● DATA ROWS:
## Begin
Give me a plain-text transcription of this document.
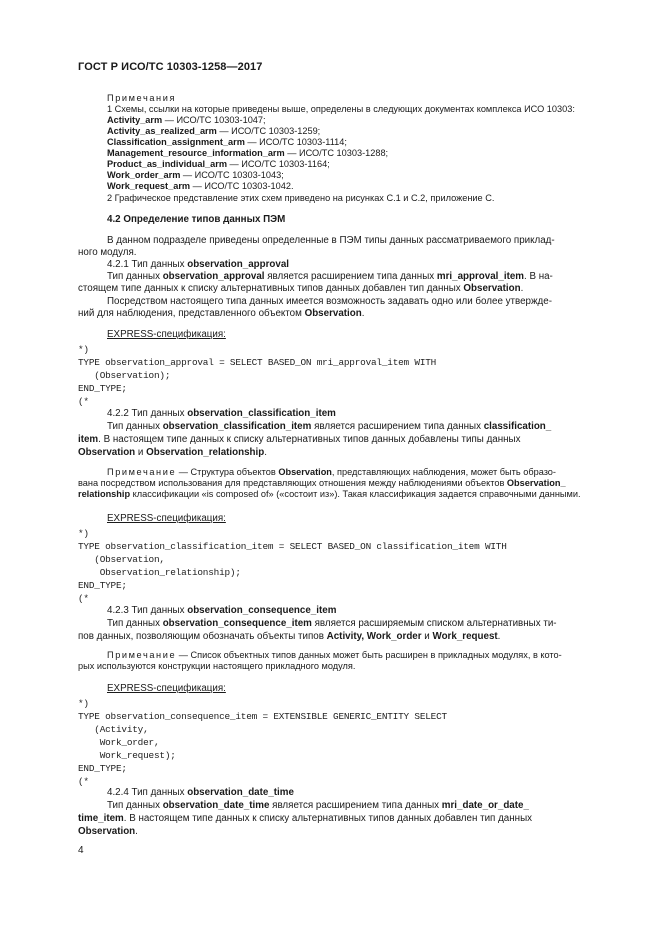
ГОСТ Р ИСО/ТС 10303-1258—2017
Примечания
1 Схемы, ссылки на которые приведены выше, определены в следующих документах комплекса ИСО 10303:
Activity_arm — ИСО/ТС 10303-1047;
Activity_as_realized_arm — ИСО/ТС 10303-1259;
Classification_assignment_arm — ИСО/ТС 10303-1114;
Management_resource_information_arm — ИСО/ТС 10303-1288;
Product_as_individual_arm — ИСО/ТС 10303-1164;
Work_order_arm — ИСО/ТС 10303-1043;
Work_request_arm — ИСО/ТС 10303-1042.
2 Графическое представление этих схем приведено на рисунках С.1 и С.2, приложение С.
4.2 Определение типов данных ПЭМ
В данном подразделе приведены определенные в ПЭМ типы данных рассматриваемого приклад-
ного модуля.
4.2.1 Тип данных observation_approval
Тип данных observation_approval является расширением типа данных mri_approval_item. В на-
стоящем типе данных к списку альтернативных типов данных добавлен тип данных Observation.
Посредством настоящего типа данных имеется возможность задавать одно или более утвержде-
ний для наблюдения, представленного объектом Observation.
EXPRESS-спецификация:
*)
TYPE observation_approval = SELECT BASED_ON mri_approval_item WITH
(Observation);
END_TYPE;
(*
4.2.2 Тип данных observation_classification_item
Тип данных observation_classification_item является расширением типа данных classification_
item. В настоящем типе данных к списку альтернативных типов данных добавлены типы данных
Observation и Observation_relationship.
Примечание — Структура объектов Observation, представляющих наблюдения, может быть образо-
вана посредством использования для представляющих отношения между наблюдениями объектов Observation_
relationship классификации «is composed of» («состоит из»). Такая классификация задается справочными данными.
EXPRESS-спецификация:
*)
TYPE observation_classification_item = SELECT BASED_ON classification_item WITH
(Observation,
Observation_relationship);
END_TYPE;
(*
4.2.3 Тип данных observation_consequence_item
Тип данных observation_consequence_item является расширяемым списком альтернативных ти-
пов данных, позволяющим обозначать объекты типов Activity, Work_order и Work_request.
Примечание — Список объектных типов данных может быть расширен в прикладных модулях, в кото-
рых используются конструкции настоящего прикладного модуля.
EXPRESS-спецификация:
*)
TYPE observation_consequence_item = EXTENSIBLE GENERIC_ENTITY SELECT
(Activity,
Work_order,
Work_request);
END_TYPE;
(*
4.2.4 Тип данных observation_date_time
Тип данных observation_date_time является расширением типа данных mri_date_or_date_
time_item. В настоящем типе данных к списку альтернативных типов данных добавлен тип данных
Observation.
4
## End
## Begin
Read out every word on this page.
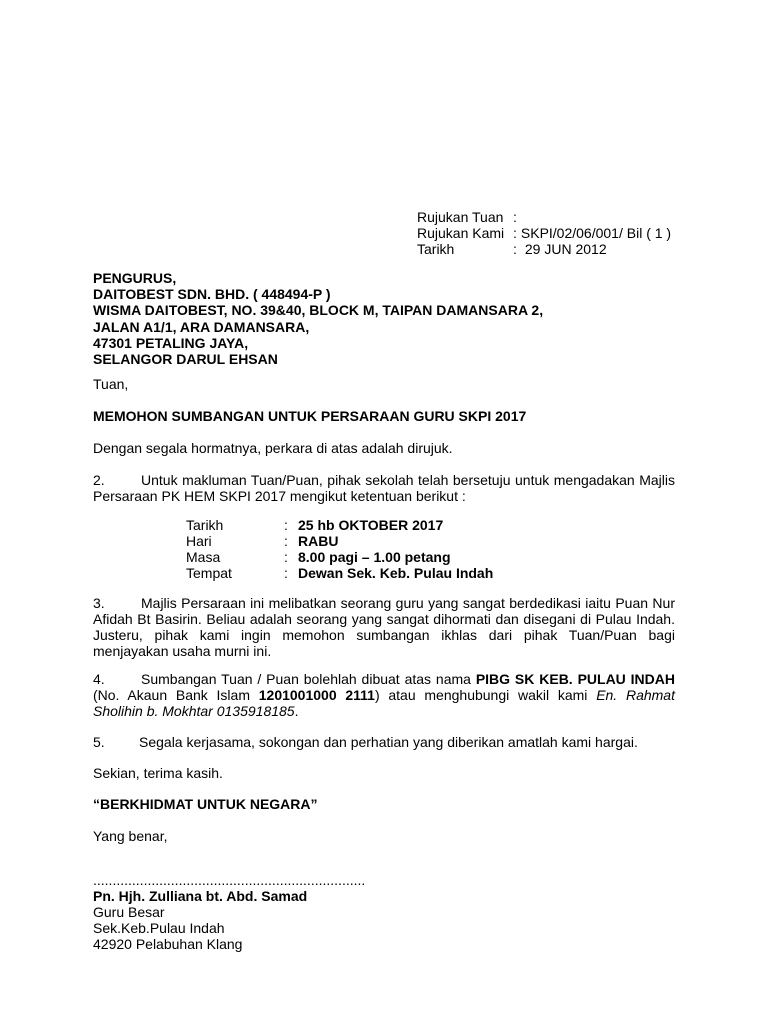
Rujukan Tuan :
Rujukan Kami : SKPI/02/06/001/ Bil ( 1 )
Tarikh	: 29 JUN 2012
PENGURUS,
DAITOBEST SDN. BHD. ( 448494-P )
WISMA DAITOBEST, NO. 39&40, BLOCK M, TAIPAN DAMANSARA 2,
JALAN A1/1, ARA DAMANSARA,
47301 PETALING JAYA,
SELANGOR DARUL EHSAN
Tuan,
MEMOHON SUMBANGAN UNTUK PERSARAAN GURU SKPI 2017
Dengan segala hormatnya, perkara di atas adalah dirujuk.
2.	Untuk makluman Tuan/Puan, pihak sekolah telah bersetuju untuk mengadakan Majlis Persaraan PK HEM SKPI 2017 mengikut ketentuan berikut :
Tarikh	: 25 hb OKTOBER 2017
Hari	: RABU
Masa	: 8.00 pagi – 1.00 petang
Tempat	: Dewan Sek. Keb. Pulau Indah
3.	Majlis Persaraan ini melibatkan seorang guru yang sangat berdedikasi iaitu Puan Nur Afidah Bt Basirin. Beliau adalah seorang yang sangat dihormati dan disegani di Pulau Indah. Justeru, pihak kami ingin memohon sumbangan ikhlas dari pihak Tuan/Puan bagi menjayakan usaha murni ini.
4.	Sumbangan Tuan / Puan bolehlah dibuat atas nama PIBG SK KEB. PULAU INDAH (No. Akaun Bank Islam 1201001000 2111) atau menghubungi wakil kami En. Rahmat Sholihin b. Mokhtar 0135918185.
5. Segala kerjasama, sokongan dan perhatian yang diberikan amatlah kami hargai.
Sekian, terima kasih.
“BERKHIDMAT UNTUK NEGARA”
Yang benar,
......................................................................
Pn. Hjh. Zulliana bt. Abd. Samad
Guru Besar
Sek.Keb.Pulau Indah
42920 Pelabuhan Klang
## End
● TO BE DONE:
Look above for every line with the word "Примечание" and copy it.

● EXPECTED ANSWER:
Примечание — Структура объектов Observation, представляющих наблюдения, может быть образо-
Примечание — Список объектных типов данных может быть расширен в прикладных модулях, в кото-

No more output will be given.